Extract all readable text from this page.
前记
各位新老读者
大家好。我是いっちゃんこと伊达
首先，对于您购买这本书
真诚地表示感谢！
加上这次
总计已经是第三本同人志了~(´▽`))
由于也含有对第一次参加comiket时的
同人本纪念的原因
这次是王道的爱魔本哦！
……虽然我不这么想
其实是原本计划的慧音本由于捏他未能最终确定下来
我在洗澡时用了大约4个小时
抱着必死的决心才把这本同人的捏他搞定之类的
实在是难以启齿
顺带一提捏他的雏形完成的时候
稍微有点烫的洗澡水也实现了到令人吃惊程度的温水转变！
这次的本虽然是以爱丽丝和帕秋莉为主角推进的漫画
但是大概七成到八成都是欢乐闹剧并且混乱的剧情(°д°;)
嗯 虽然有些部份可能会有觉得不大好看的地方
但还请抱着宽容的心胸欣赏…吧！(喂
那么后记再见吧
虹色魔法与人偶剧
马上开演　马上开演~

____

Go through the data and return every record exactly.

• [Written response]:
Extract all readable text from this page.
前记
各位新老读者
大家好。我是いっちゃんこと伊达
首先，对于您购买这本书
真诚地表示感谢！
加上这次
总计已经是第三本同人志了~(´▽`))
由于也含有对第一次参加comiket时的
同人本纪念的原因
这次是王道的爱魔本哦！
……虽然我不这么想
其实是原本计划的慧音本由于捏他未能最终确定下来
我在洗澡时用了大约4个小时
抱着必死的决心才把这本同人的捏他搞定之类的
实在是难以启齿
顺带一提捏他的雏形完成的时候
稍微有点烫的洗澡水也实现了到令人吃惊程度的温水转变！
这次的本虽然是以爱丽丝和帕秋莉为主角推进的漫画
但是大概七成到八成都是欢乐闹剧并且混乱的剧情(°д°;)
嗯 虽然有些部份可能会有觉得不大好看的地方
但还请抱着宽容的心胸欣赏…吧！(喂
那么后记再见吧
虹色魔法与人偶剧
马上开演　马上开演~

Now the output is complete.